*** Document extract

Opened 11 years ago
Closed 11 years ago
#10776 closed defect (fixed)
poset top() function breaks when top element has boolean value False
Reported by: | niles | Owned by: | sage-combinat |
---|---|---|---|
Priority: | major | Milestone: | sage-4.7 |
Component: | combinatorics | Keywords: | beginner, poset, top |
Cc: | niles, novoselt | Merged in: | sage-4.7.alpha4 |
Authors: | Niles Johnson | Reviewers: | Andrey Novoseltsev |
Report Upstream: | N/A | Work issues: | |
Branch: | Commit: | ||
Dependencies: | Stopgaps: |
Description
Posets determine whether there is a top element by converting the element returned by ._hasse_diagram.top()
to a boolean. Instead, the function should check whether the returned value is None
.
Here is the current definition of .top()
:
def top(self): """ Returns the top element of the poset, if it exists. EXAMPLES:: sage: P = Poset({0:[3],1:[3],2:[3],3:[4,5],4:[],5:[]}) sage: P.top() is None True sage: Q = Poset({0:[1],1:[]}) sage: Q.top() 1 """ hasse_top = self._hasse_diagram.top() if hasse_top: return self._vertex_to_element(hasse_top) else: return None
And here is an example showing how it fails:
sage: p = Poset([[0],[]]); p Finite poset containing 1 elements sage: p.list() [0] sage: p.top() sage: p.top() is None True sage: p._hasse_diagram.top() 0 sage: p._hasse_diagram.top() is None False
Attachments (1)
Change History (10)

******
*** Data lines

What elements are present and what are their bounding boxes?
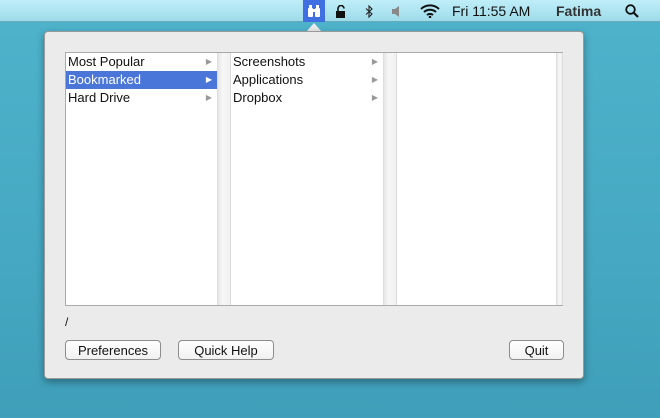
list-item-hard-drive[interactable]: Hard Drive ▶ bbox=[66, 89, 217, 107]
list-item-applications[interactable]: Applications ▶ bbox=[231, 71, 383, 89]
item-label: Bookmarked bbox=[68, 72, 141, 87]
item-label: Applications bbox=[233, 72, 304, 87]
disclosure-arrow-icon: ▶ bbox=[371, 57, 378, 66]
popover-panel: Most Popular ▶ Bookmarked ▶ Hard Drive ▶ Sc… bbox=[44, 31, 584, 379]
list-item-most-popular[interactable]: Most Popular ▶ bbox=[66, 53, 217, 71]
browser-column-2: Screenshots ▶ Applications ▶ Dropbox ▶ bbox=[231, 53, 383, 305]
column-3-scrollbar[interactable] bbox=[556, 53, 563, 305]
preferences-button[interactable]: Preferences bbox=[65, 340, 161, 360]
browser-column-3 bbox=[397, 53, 556, 305]
disclosure-arrow-icon: ▶ bbox=[205, 75, 212, 84]
column-2-scrollbar[interactable] bbox=[383, 53, 397, 305]
binoculars-icon[interactable] bbox=[303, 0, 325, 22]
wifi-icon[interactable] bbox=[419, 0, 441, 22]
item-label: Screenshots bbox=[233, 54, 306, 69]
menu-bar: Fri 11:55 AM Fatima bbox=[0, 0, 660, 22]
column-1-scrollbar[interactable] bbox=[217, 53, 231, 305]
clock[interactable]: Fri 11:55 AM bbox=[452, 0, 530, 22]
item-label: Dropbox bbox=[233, 90, 283, 105]
path-label: / bbox=[65, 315, 69, 329]
user-name[interactable]: Fatima bbox=[556, 0, 601, 22]
disclosure-arrow-icon: ▶ bbox=[371, 75, 378, 84]
disclosure-arrow-icon: ▶ bbox=[205, 93, 212, 102]
quit-button[interactable]: Quit bbox=[509, 340, 564, 360]
item-label: Most Popular bbox=[68, 54, 145, 69]
list-item-dropbox[interactable]: Dropbox ▶ bbox=[231, 89, 383, 107]
disclosure-arrow-icon: ▶ bbox=[205, 57, 212, 66]
column-browser: Most Popular ▶ Bookmarked ▶ Hard Drive ▶ Sc… bbox=[65, 52, 563, 306]
browser-column-1: Most Popular ▶ Bookmarked ▶ Hard Drive ▶ bbox=[66, 53, 217, 305]
lock-icon[interactable] bbox=[334, 0, 348, 22]
volume-icon[interactable] bbox=[389, 0, 403, 22]
spotlight-search-icon[interactable] bbox=[624, 0, 640, 22]
disclosure-arrow-icon: ▶ bbox=[371, 93, 378, 102]
item-label: Hard Drive bbox=[68, 90, 131, 105]
quick-help-button[interactable]: Quick Help bbox=[178, 340, 274, 360]
list-item-screenshots[interactable]: Screenshots ▶ bbox=[231, 53, 383, 71]
bluetooth-icon[interactable] bbox=[362, 0, 376, 22]
list-item-bookmarked[interactable]: Bookmarked ▶ bbox=[66, 71, 217, 89]
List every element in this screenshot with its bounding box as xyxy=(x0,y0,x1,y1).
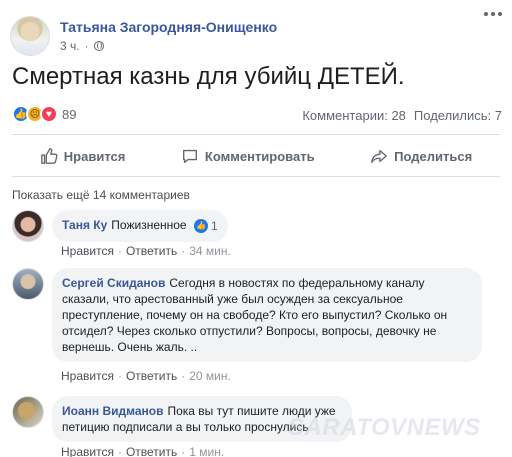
comment-reply-link[interactable]: Ответить xyxy=(126,369,177,383)
comment-reactions[interactable]: 👍 1 xyxy=(193,218,218,234)
comment-text: Пожизненное xyxy=(111,218,187,232)
thumbs-up-icon xyxy=(40,148,58,164)
divider xyxy=(12,176,500,177)
commenter-avatar[interactable] xyxy=(12,210,44,242)
commenter-avatar[interactable] xyxy=(12,268,44,300)
like-badge-icon: 👍 xyxy=(193,218,208,233)
post-meta: 3 ч. · xyxy=(60,39,104,53)
comment-bubble: Сергей Скиданов Сегодня в новостях по фед… xyxy=(52,268,482,362)
globe-icon xyxy=(93,41,104,51)
post-counts: Комментарии: 28 Поделились: 7 xyxy=(302,108,502,123)
reactions-count: 89 xyxy=(62,106,77,122)
comment-item: Таня Ку Пожизненное 👍 1 Нравится · Ответит… xyxy=(12,210,504,264)
reactions-summary[interactable]: 👍 ☹ ♥ 89 xyxy=(12,105,76,123)
share-button-label: Поделиться xyxy=(394,148,473,164)
shares-count[interactable]: Поделились: 7 xyxy=(414,108,502,123)
post-text: Смертная казнь для убийц ДЕТЕЙ. xyxy=(12,63,405,90)
like-button-label: Нравится xyxy=(63,148,126,164)
share-arrow-icon xyxy=(371,149,388,163)
facebook-post: Татьяна Загородняя-Онищенко 3 ч. · Смерт… xyxy=(0,0,512,457)
comment-time[interactable]: 34 мин. xyxy=(189,244,231,258)
comment-actions: Нравится · Ответить · 1 мин. xyxy=(61,445,225,457)
comment-icon xyxy=(182,149,197,163)
commenter-name[interactable]: Сергей Скиданов xyxy=(62,276,165,290)
post-author-name[interactable]: Татьяна Загородняя-Онищенко xyxy=(60,19,277,35)
share-button[interactable]: Поделиться xyxy=(370,147,472,165)
comment-reply-link[interactable]: Ответить xyxy=(126,445,177,457)
watermark: SARATOVNEWS xyxy=(288,414,481,441)
comment-item: Сергей Скиданов Сегодня в новостях по фед… xyxy=(12,268,504,388)
comment-actions: Нравится · Ответить · 34 мин. xyxy=(61,244,231,258)
post-action-bar: Нравится Комментировать Поделиться xyxy=(12,141,500,171)
like-button[interactable]: Нравится xyxy=(40,147,126,165)
comment-button[interactable]: Комментировать xyxy=(181,147,315,165)
commenter-name[interactable]: Таня Ку xyxy=(62,218,107,232)
author-avatar[interactable] xyxy=(10,16,50,56)
comment-like-link[interactable]: Нравится xyxy=(61,369,114,383)
comment-time[interactable]: 20 мин. xyxy=(189,369,231,383)
commenter-name[interactable]: Иоанн Видманов xyxy=(62,404,163,418)
comment-actions: Нравится · Ответить · 20 мин. xyxy=(61,369,231,383)
comment-button-label: Комментировать xyxy=(204,148,315,164)
more-options-icon[interactable] xyxy=(484,12,502,16)
comment-reply-link[interactable]: Ответить xyxy=(126,244,177,258)
comment-like-count: 1 xyxy=(210,218,218,233)
love-reaction-icon: ♥ xyxy=(40,105,58,123)
comments-count[interactable]: Комментарии: 28 xyxy=(302,108,406,123)
comment-like-link[interactable]: Нравится xyxy=(61,445,114,457)
comment-time[interactable]: 1 мин. xyxy=(189,445,224,457)
commenter-avatar[interactable] xyxy=(12,396,44,428)
comment-bubble: Таня Ку Пожизненное 👍 1 xyxy=(52,210,228,242)
comment-like-link[interactable]: Нравится xyxy=(61,244,114,258)
divider xyxy=(12,134,500,135)
show-more-comments-link[interactable]: Показать ещё 14 комментариев xyxy=(12,188,190,202)
post-time[interactable]: 3 ч. xyxy=(60,39,80,53)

******

### Problem set
1. According to the poset bug ticket, what should the top() function check for instead of converting the returned value to a boolean?
2. Please decide whether each statement agrees with the poset bug ticket, answering yes or no and quoting the words that settle it.
(a) Posets decide whether a top element exists by turning the value from ._hasse_diagram.top() into a boolean.
(b) In the failing example, p._hasse_diagram.top() returns None.
(c) The poset in the failing example has one element.
3. Write the next part of the poset bug ticket, starting after its final line.

### Answers to the exercises
1. Whether the returned value is None.

2.
(a) Yes: "converting the element returned by ._hasse_diagram.top() to a boolean"
(b) No: "sage: p._hasse_diagram.top() is None False"
(c) Yes: "Finite poset containing 1 elements"

3.
comment:1 Changed 11 years ago by
- Cc novoselt added
- Milestone set to sage-4.7
comment:2 Changed 11 years ago by
- Status changed from new to needs_review
comment:3 follow-up: ↓ 4 Changed 11 years ago by
Looks good, but it would be nice to mention ticket number in the TESTS ;-)
comment:4 in reply to: ↑ 3 Changed 11 years ago by
Replying to novoselt:
Looks good, but it would be nice to mention ticket number in the TESTS ;-)
Well, actually I've thought about this before -- I think there was a time when the developer guide recommended it. But when I looked into this a few months ago, I couldn't find the recommendation any more, and someone convinced me to drop it with something like the following: Wouldn't it be strange and pointless if, many years from now, the Sage source code were filled with references to ticket numbers that are meaningless to most users?
Do you really think there's a compelling reason to mention the ticket?
comment:5 follow-up: ↓ 6 Changed 11 years ago by
The fifth bullet in http://sagemath.org/doc/developer/trac.html#section-review-patches
I don't have a strong opinion on it and was only mentioning it since it is required. (I have also realized that I never marked such doctests with the inline comment and I am pretty sure not all bugs that I have reviewed used them...)
As for meaningless references, perhaps it isn't very relevant since most of such "marked" tests should go into TESTS section and not EXAMPLES, so only developers will look at them. On the other hand, I didn't ever have a need to follow these references. But that may be because I am not a sufficiently active developer ;-)
comment:6 in reply to: ↑ 5 Changed 11 years ago by
Replying to novoselt:
The fifth bullet in http://sagemath.org/doc/developer/trac.html#section-review-patches
Well, I stand corrected -- somehow I can't find that list when I'm looking for it; probably because I associate it with reviewing patches rather than creating them.
...
Oh, how embarrassing: checking back, it seems that I *wrote* that line (#9771). So the new patch adds the ticket number :)
thanks for keeping me honest,
Niles
comment:7 Changed 11 years ago by
- Reviewers set to Andrey Novoseltsev
- Status changed from needs_review to positive_review
Well, that was a long time ago ;-) Positive review!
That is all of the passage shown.